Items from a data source
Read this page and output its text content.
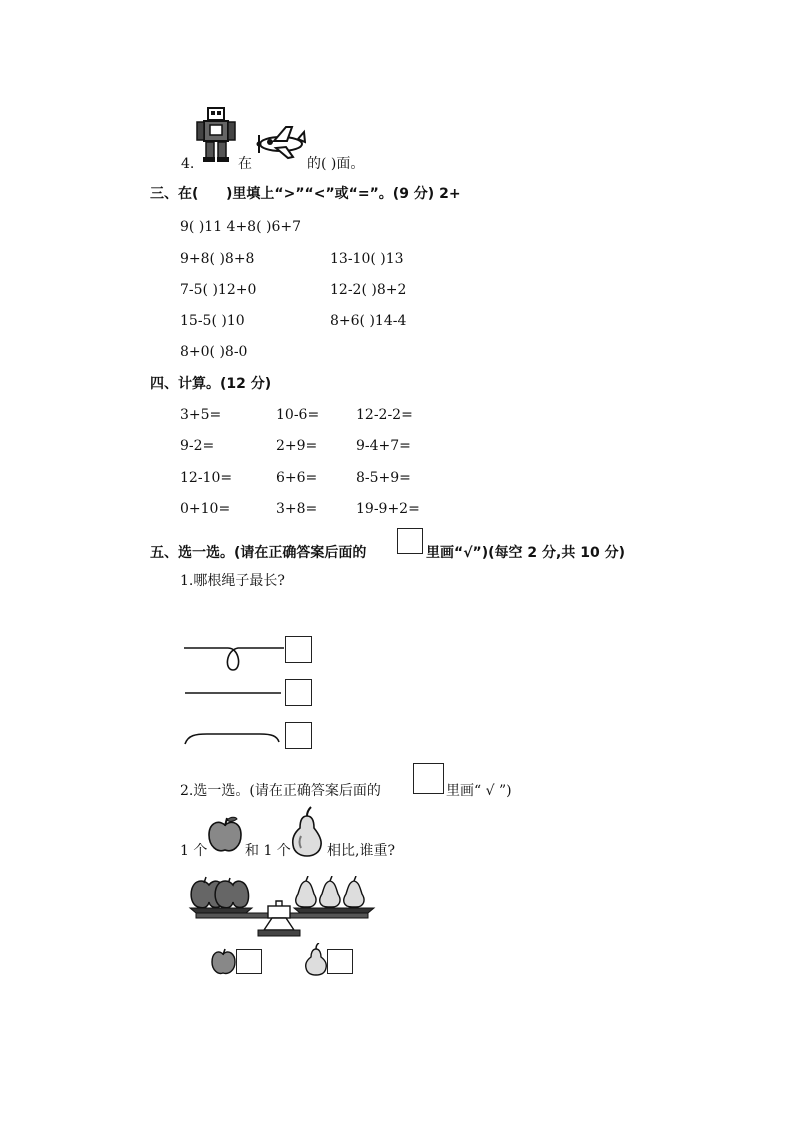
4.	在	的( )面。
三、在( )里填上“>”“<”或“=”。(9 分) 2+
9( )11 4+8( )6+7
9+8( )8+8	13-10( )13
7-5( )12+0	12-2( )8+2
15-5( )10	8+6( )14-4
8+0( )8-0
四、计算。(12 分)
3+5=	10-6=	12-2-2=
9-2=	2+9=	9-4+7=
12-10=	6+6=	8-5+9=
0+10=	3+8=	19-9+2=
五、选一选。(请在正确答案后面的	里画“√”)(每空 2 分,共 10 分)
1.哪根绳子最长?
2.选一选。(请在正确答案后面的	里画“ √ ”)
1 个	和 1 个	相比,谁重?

...

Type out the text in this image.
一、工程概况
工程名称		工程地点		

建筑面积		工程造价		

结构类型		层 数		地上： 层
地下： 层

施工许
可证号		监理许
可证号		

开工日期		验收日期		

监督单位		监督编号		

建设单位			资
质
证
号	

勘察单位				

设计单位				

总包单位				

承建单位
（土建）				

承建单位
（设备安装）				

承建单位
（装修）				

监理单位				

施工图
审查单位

> Aim of the exercise
Search the records for the word "this". Copy every line that has it.

> Expected answer
Read this page and output its text content.
Type out the text in this image.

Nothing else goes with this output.